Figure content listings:
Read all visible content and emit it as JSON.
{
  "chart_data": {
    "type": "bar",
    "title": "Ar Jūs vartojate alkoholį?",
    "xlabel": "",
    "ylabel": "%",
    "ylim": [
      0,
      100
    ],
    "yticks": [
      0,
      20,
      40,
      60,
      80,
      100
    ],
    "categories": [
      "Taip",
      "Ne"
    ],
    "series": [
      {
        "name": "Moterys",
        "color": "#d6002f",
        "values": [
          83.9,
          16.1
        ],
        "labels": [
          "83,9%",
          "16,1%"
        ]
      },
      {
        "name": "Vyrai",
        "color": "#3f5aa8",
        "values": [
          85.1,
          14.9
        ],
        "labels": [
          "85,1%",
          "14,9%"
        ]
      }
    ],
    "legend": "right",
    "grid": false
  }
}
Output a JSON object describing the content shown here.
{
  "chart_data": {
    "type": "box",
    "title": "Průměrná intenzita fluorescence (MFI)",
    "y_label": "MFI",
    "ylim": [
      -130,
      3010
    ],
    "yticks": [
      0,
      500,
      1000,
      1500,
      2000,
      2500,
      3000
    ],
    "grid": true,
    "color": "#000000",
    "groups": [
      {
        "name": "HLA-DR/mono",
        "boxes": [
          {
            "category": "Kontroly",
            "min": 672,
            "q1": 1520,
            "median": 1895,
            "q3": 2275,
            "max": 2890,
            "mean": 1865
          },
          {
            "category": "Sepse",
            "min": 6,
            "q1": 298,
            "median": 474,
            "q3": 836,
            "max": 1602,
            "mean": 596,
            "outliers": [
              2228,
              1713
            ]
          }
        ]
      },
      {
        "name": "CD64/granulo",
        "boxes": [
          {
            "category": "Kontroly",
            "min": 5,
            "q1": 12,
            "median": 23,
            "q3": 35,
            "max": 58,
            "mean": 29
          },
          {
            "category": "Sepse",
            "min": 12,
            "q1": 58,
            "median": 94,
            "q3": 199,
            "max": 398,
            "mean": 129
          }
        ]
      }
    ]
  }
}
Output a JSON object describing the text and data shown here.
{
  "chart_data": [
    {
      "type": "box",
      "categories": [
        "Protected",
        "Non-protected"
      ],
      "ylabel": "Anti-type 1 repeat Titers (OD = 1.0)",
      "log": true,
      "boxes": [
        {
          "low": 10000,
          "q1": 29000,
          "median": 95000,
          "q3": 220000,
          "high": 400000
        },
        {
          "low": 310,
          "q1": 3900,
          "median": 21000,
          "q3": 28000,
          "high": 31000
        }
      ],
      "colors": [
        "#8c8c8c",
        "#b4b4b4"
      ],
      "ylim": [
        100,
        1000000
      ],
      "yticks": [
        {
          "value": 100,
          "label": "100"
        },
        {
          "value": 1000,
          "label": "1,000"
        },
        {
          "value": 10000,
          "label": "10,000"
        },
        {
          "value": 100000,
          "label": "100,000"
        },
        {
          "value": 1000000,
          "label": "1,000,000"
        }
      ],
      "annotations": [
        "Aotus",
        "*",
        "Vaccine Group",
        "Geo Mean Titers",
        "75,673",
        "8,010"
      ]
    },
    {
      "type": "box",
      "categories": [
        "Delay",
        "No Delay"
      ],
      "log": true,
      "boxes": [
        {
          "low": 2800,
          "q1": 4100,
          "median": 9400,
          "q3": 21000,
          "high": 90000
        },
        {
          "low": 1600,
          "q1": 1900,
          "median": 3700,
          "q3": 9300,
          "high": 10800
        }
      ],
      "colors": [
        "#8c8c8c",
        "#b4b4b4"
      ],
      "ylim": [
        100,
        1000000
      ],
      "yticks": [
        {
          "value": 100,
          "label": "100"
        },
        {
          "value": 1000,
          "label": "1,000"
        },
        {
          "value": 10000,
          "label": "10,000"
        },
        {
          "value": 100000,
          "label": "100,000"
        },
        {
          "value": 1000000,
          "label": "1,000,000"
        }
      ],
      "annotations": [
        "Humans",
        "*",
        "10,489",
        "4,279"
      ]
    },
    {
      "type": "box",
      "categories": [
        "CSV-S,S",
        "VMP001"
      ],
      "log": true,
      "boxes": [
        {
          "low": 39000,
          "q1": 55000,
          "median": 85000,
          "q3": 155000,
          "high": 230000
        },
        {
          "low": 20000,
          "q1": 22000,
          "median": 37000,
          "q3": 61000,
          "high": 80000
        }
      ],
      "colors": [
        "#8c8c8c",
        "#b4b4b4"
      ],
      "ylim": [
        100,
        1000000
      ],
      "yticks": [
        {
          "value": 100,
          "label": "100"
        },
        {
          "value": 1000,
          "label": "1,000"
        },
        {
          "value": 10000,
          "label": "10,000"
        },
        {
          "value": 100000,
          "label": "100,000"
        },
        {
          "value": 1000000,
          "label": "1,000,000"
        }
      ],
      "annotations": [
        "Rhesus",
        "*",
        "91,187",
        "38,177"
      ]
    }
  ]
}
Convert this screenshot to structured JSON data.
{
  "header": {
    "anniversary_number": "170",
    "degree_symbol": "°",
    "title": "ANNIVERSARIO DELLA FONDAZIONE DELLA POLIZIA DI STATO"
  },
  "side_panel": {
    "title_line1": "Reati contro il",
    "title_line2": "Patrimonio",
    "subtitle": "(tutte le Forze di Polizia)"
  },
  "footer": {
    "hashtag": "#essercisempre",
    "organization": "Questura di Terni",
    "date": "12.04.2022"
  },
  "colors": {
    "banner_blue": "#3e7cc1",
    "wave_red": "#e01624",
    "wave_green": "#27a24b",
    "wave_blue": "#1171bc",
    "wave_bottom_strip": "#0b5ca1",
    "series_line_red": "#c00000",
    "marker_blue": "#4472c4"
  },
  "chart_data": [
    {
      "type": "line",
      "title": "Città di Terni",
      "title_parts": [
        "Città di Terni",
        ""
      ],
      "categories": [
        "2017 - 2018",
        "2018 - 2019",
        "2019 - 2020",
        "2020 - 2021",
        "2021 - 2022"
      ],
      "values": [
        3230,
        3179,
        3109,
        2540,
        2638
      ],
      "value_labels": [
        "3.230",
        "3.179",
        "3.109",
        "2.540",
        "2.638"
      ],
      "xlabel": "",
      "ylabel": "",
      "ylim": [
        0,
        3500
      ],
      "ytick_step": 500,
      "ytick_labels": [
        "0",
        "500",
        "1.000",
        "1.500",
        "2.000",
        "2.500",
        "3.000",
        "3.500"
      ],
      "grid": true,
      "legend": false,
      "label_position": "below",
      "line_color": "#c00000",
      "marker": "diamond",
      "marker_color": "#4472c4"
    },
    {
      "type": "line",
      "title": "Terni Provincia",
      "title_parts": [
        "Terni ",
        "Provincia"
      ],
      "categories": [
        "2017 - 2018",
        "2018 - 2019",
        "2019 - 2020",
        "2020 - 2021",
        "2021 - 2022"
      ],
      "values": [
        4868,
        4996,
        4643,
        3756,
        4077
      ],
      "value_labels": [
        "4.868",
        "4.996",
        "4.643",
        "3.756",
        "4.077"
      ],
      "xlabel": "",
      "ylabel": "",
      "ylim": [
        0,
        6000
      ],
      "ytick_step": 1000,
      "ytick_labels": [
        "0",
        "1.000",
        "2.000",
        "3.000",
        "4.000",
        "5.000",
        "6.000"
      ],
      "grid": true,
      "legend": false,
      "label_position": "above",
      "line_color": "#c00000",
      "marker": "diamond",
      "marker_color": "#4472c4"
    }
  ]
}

Set task: Extract every record. Keep wording exact.

Response:
Read all visible content and emit it as JSON.
{
  "chart_data": {
    "type": "bar",
    "title": "Ar Jūs vartojate alkoholį?",
    "xlabel": "",
    "ylabel": "%",
    "ylim": [
      0,
      100
    ],
    "yticks": [
      0,
      20,
      40,
      60,
      80,
      100
    ],
    "categories": [
      "Taip",
      "Ne"
    ],
    "series": [
      {
        "name": "Moterys",
        "color": "#d6002f",
        "values": [
          83.9,
          16.1
        ],
        "labels": [
          "83,9%",
          "16,1%"
        ]
      },
      {
        "name": "Vyrai",
        "color": "#3f5aa8",
        "values": [
          85.1,
          14.9
        ],
        "labels": [
          "85,1%",
          "14,9%"
        ]
      }
    ],
    "legend": "right",
    "grid": false
  }
}
Output a JSON object describing the content shown here.
{
  "chart_data": {
    "type": "box",
    "title": "Průměrná intenzita fluorescence (MFI)",
    "y_label": "MFI",
    "ylim": [
      -130,
      3010
    ],
    "yticks": [
      0,
      500,
      1000,
      1500,
      2000,
      2500,
      3000
    ],
    "grid": true,
    "color": "#000000",
    "groups": [
      {
        "name": "HLA-DR/mono",
        "boxes": [
          {
            "category": "Kontroly",
            "min": 672,
            "q1": 1520,
            "median": 1895,
            "q3": 2275,
            "max": 2890,
            "mean": 1865
          },
          {
            "category": "Sepse",
            "min": 6,
            "q1": 298,
            "median": 474,
            "q3": 836,
            "max": 1602,
            "mean": 596,
            "outliers": [
              2228,
              1713
            ]
          }
        ]
      },
      {
        "name": "CD64/granulo",
        "boxes": [
          {
            "category": "Kontroly",
            "min": 5,
            "q1": 12,
            "median": 23,
            "q3": 35,
            "max": 58,
            "mean": 29
          },
          {
            "category": "Sepse",
            "min": 12,
            "q1": 58,
            "median": 94,
            "q3": 199,
            "max": 398,
            "mean": 129
          }
        ]
      }
    ]
  }
}
Output a JSON object describing the text and data shown here.
{
  "chart_data": [
    {
      "type": "box",
      "categories": [
        "Protected",
        "Non-protected"
      ],
      "ylabel": "Anti-type 1 repeat Titers (OD = 1.0)",
      "log": true,
      "boxes": [
        {
          "low": 10000,
          "q1": 29000,
          "median": 95000,
          "q3": 220000,
          "high": 400000
        },
        {
          "low": 310,
          "q1": 3900,
          "median": 21000,
          "q3": 28000,
          "high": 31000
        }
      ],
      "colors": [
        "#8c8c8c",
        "#b4b4b4"
      ],
      "ylim": [
        100,
        1000000
      ],
      "yticks": [
        {
          "value": 100,
          "label": "100"
        },
        {
          "value": 1000,
          "label": "1,000"
        },
        {
          "value": 10000,
          "label": "10,000"
        },
        {
          "value": 100000,
          "label": "100,000"
        },
        {
          "value": 1000000,
          "label": "1,000,000"
        }
      ],
      "annotations": [
        "Aotus",
        "*",
        "Vaccine Group",
        "Geo Mean Titers",
        "75,673",
        "8,010"
      ]
    },
    {
      "type": "box",
      "categories": [
        "Delay",
        "No Delay"
      ],
      "log": true,
      "boxes": [
        {
          "low": 2800,
          "q1": 4100,
          "median": 9400,
          "q3": 21000,
          "high": 90000
        },
        {
          "low": 1600,
          "q1": 1900,
          "median": 3700,
          "q3": 9300,
          "high": 10800
        }
      ],
      "colors": [
        "#8c8c8c",
        "#b4b4b4"
      ],
      "ylim": [
        100,
        1000000
      ],
      "yticks": [
        {
          "value": 100,
          "label": "100"
        },
        {
          "value": 1000,
          "label": "1,000"
        },
        {
          "value": 10000,
          "label": "10,000"
        },
        {
          "value": 100000,
          "label": "100,000"
        },
        {
          "value": 1000000,
          "label": "1,000,000"
        }
      ],
      "annotations": [
        "Humans",
        "*",
        "10,489",
        "4,279"
      ]
    },
    {
      "type": "box",
      "categories": [
        "CSV-S,S",
        "VMP001"
      ],
      "log": true,
      "boxes": [
        {
          "low": 39000,
          "q1": 55000,
          "median": 85000,
          "q3": 155000,
          "high": 230000
        },
        {
          "low": 20000,
          "q1": 22000,
          "median": 37000,
          "q3": 61000,
          "high": 80000
        }
      ],
      "colors": [
        "#8c8c8c",
        "#b4b4b4"
      ],
      "ylim": [
        100,
        1000000
      ],
      "yticks": [
        {
          "value": 100,
          "label": "100"
        },
        {
          "value": 1000,
          "label": "1,000"
        },
        {
          "value": 10000,
          "label": "10,000"
        },
        {
          "value": 100000,
          "label": "100,000"
        },
        {
          "value": 1000000,
          "label": "1,000,000"
        }
      ],
      "annotations": [
        "Rhesus",
        "*",
        "91,187",
        "38,177"
      ]
    }
  ]
}
Convert this screenshot to structured JSON data.
{
  "header": {
    "anniversary_number": "170",
    "degree_symbol": "°",
    "title": "ANNIVERSARIO DELLA FONDAZIONE DELLA POLIZIA DI STATO"
  },
  "side_panel": {
    "title_line1": "Reati contro il",
    "title_line2": "Patrimonio",
    "subtitle": "(tutte le Forze di Polizia)"
  },
  "footer": {
    "hashtag": "#essercisempre",
    "organization": "Questura di Terni",
    "date": "12.04.2022"
  },
  "colors": {
    "banner_blue": "#3e7cc1",
    "wave_red": "#e01624",
    "wave_green": "#27a24b",
    "wave_blue": "#1171bc",
    "wave_bottom_strip": "#0b5ca1",
    "series_line_red": "#c00000",
    "marker_blue": "#4472c4"
  },
  "chart_data": [
    {
      "type": "line",
      "title": "Città di Terni",
      "title_parts": [
        "Città di Terni",
        ""
      ],
      "categories": [
        "2017 - 2018",
        "2018 - 2019",
        "2019 - 2020",
        "2020 - 2021",
        "2021 - 2022"
      ],
      "values": [
        3230,
        3179,
        3109,
        2540,
        2638
      ],
      "value_labels": [
        "3.230",
        "3.179",
        "3.109",
        "2.540",
        "2.638"
      ],
      "xlabel": "",
      "ylabel": "",
      "ylim": [
        0,
        3500
      ],
      "ytick_step": 500,
      "ytick_labels": [
        "0",
        "500",
        "1.000",
        "1.500",
        "2.000",
        "2.500",
        "3.000",
        "3.500"
      ],
      "grid": true,
      "legend": false,
      "label_position": "below",
      "line_color": "#c00000",
      "marker": "diamond",
      "marker_color": "#4472c4"
    },
    {
      "type": "line",
      "title": "Terni Provincia",
      "title_parts": [
        "Terni ",
        "Provincia"
      ],
      "categories": [
        "2017 - 2018",
        "2018 - 2019",
        "2019 - 2020",
        "2020 - 2021",
        "2021 - 2022"
      ],
      "values": [
        4868,
        4996,
        4643,
        3756,
        4077
      ],
      "value_labels": [
        "4.868",
        "4.996",
        "4.643",
        "3.756",
        "4.077"
      ],
      "xlabel": "",
      "ylabel": "",
      "ylim": [
        0,
        6000
      ],
      "ytick_step": 1000,
      "ytick_labels": [
        "0",
        "1.000",
        "2.000",
        "3.000",
        "4.000",
        "5.000",
        "6.000"
      ],
      "grid": true,
      "legend": false,
      "label_position": "above",
      "line_color": "#c00000",
      "marker": "diamond",
      "marker_color": "#4472c4"
    }
  ]
}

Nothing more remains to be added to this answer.